==== Sumber
Minggu, 27 Mei 2012

Tulisan Ke-1 Pendidikan Kewarganegaraan

Nama : HENDRICKSON
NPM  : 13410221
Kelas : 2IB02

Beragam Kebudayaan Masyarakat Bekasi Mulai Sirna 
              Saya terdiam sesaat ketika saya tau bahwa fakta itulah yang terjadi saat ini. Seakan lupa dengan jati dirinya, itulah yang kami alami sebagai masyarakat Bekasi. Mengapa saya katakan demikian? Memang itulah fakta yang saya baca dari beberapa sumber dan juga memang itu yang terjadi di kehidupan sekitar saya.
              Masyarakat Bekasi memiliki beragam kebudayaan. Tetapi sekarang, sedikit demi sedikit kebudayan yang dimiliki sudah mulai sirna. Berikut beberapa informasi yang saya dapatkan mengenai hal ini :

1. Gambang kromong terancam punah (sumber: http://jelajahbekasi.com/?p=722#more-722)


              Keberadaan musik Gambang Kromong nyaris punah digerus zaman. Masa keemasannya sudah memudar seiring menjamurnya tradisi pop, seperti organ tunggal dan orkes dangdut. Para pengiatnya sudah renta dimakan usia. Di Kota dan Kabupaten Bekasi, hanya tinggal hitungan jari.
              Padahal Gambang Kromong berasal dari Tiongkok, masuk ke Indonesia pada awal Abad ke-18 bersama para imingran Tionghoa. Awalnya hanya sebuah alat musik gesek bernama Tehyan, Kongahyan dan Sukong. Keberadaannya terus mengalami perubahan bentuk dan percampuran dengan kesenian, Portugis, Melayu, Arab, Sunda dan Jawa. Yakni dengan masuknya gambang, kromong, gendang, kecrek dan gong.
========
## Yang Diminta:
1 - Menurut tulisan tentang kebudayaan Bekasi, kapan Gambang Kromong masuk ke Indonesia?
2 - Salin tanpa perubahan bagian tulisan tentang kebudayaan Bekasi dari "Beragam Kebudayaan Masyarakat" sampai "punah (sumber: http://jelajahbekasi.com/?p=722#more-722)".
Entri-entri ini adalah bahan terpisah yang tidak berkaitan dengan tulisan tersebut.
==== Data Tercatat
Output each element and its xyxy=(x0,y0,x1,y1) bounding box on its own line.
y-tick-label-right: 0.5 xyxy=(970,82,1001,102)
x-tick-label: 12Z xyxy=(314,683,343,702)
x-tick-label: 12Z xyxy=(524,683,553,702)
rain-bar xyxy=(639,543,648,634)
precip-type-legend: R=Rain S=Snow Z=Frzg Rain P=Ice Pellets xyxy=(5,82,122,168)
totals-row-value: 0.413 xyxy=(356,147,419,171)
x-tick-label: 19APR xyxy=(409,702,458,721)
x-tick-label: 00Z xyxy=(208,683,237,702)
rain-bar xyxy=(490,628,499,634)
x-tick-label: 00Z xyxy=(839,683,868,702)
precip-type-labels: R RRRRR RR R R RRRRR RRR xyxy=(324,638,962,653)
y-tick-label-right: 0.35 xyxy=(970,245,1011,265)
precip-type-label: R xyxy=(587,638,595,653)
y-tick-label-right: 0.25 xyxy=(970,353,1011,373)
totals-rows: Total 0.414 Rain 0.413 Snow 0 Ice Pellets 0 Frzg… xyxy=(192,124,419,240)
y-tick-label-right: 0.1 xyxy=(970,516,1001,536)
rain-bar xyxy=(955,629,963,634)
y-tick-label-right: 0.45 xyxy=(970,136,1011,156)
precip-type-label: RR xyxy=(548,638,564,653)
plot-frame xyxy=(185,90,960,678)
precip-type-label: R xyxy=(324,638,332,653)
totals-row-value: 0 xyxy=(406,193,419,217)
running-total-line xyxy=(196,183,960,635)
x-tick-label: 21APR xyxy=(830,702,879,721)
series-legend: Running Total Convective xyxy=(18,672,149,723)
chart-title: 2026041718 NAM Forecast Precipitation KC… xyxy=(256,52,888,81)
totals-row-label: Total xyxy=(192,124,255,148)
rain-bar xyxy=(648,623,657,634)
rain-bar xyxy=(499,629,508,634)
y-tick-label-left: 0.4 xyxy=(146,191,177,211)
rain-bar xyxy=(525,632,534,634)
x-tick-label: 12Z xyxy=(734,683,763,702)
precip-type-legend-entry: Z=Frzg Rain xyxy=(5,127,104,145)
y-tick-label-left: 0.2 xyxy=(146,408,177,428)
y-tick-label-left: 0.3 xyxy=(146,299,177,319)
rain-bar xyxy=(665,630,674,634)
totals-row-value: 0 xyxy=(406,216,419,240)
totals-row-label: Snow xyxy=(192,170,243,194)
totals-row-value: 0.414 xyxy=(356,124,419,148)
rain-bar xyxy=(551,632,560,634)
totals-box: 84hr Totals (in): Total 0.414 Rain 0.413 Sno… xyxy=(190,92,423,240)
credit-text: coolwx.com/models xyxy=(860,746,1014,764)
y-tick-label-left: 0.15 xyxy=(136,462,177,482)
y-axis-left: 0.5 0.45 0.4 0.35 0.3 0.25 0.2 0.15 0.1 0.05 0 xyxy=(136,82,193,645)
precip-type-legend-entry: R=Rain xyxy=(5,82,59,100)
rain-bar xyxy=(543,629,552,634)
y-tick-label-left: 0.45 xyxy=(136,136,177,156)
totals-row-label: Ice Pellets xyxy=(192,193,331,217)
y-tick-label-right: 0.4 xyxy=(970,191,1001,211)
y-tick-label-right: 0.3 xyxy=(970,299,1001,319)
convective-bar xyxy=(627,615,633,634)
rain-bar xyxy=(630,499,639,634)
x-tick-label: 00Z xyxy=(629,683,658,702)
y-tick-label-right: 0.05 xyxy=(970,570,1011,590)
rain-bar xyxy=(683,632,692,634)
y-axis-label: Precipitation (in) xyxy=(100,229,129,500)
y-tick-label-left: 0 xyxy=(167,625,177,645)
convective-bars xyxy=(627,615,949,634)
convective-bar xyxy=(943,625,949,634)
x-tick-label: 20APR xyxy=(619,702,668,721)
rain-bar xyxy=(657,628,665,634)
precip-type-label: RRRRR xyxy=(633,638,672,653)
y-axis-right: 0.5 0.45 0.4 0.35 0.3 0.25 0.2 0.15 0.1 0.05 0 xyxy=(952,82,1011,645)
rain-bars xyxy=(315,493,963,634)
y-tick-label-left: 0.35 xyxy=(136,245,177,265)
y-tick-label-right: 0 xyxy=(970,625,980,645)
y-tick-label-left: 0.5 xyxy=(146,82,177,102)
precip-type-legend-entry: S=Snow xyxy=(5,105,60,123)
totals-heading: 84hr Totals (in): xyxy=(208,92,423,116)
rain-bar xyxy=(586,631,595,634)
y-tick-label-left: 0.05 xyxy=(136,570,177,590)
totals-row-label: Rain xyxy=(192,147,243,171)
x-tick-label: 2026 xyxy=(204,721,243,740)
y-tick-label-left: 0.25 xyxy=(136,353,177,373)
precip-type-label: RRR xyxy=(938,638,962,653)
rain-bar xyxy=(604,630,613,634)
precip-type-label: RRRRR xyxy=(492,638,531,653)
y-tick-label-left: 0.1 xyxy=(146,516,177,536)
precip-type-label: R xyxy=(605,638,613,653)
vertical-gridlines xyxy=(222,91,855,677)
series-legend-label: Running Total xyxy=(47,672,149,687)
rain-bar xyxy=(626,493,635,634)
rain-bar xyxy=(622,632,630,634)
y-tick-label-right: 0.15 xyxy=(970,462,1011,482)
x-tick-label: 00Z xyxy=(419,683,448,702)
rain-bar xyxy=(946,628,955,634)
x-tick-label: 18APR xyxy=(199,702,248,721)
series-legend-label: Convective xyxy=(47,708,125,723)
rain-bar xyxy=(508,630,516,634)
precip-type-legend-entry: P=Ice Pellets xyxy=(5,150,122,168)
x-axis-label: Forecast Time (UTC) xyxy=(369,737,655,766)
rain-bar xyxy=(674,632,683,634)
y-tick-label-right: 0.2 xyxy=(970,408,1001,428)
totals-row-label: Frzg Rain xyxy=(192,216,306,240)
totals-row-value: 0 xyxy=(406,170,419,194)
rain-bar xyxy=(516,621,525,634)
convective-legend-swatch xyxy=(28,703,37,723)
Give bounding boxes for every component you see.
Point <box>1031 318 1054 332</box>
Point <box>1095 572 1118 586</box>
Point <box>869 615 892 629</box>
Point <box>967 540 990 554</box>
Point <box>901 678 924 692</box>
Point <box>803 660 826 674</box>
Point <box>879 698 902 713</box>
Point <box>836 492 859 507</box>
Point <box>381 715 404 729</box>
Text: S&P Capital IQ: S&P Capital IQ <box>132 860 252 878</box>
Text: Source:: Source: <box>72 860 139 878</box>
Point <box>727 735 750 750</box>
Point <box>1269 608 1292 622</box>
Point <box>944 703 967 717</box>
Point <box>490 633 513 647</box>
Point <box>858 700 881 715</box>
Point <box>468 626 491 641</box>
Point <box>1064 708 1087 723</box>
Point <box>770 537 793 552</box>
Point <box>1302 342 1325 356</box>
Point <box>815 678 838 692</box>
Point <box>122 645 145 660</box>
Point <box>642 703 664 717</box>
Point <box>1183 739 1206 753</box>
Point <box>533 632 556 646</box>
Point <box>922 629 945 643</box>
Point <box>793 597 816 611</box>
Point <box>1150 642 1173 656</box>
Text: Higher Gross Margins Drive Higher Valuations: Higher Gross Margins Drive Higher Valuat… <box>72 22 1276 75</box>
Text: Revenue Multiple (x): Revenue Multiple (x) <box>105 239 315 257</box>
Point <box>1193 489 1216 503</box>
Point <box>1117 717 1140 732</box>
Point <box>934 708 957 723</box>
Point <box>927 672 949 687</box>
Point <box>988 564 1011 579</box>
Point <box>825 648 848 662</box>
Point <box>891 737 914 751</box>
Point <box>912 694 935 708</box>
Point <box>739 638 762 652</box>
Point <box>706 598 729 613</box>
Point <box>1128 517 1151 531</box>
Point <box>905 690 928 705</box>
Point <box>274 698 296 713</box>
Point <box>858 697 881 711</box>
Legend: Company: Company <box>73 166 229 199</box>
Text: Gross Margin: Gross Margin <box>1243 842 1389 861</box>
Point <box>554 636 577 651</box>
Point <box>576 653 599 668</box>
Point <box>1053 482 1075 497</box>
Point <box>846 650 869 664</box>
========
## Hasil Berurutan:
1 - Pada awal Abad ke-18.

2 -
Beragam Kebudayaan Masyarakat Bekasi Mulai Sirna 
              Saya terdiam sesaat ketika saya tau bahwa fakta itulah yang terjadi saat ini. Seakan lupa dengan jati dirinya, itulah yang kami alami sebagai masyarakat Bekasi. Mengapa saya katakan demikian? Memang itulah fakta yang saya baca dari beberapa sumber dan juga memang itu yang terjadi di kehidupan sekitar saya.
              Masyarakat Bekasi memiliki beragam kebudayaan. Tetapi sekarang, sedikit demi sedikit kebudayan yang dimiliki sudah mulai sirna. Berikut beberapa informasi yang saya dapatkan mengenai hal ini :

1. Gambang kromong terancam punah (sumber: http://jelajahbekasi.com/?p=722#more-722)